_GOAL:_
Check every line of the entries for "Acid", and copy the lines that hold it.

## START RECORD EXTRACTS

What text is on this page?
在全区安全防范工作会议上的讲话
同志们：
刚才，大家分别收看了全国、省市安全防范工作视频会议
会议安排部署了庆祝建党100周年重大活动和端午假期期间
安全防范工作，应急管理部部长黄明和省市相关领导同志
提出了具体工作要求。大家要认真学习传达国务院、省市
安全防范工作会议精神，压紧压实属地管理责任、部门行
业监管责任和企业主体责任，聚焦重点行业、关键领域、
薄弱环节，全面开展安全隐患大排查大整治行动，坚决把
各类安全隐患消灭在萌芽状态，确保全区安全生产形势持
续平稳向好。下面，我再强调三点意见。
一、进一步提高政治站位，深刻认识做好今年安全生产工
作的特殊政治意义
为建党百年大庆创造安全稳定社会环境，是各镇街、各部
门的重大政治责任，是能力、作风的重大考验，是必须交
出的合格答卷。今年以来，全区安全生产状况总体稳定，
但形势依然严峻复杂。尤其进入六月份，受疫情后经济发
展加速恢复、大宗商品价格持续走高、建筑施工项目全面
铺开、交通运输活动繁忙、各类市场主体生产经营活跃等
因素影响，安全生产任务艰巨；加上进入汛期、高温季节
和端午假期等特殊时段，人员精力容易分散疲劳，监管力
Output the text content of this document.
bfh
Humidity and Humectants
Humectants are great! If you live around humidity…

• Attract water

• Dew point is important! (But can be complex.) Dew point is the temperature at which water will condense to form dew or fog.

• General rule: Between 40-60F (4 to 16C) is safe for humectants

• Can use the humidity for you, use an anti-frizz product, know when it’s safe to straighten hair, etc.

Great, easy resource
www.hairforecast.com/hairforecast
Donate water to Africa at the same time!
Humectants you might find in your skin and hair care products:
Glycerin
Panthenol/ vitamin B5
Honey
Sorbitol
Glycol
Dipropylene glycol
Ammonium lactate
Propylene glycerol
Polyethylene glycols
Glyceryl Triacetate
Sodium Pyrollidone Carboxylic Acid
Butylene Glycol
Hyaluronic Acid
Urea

## END RECORD EXTRACTS

_RESPONSE TO THIS EXERCISE:_
Sodium Pyrollidone Carboxylic Acid
Hyaluronic Acid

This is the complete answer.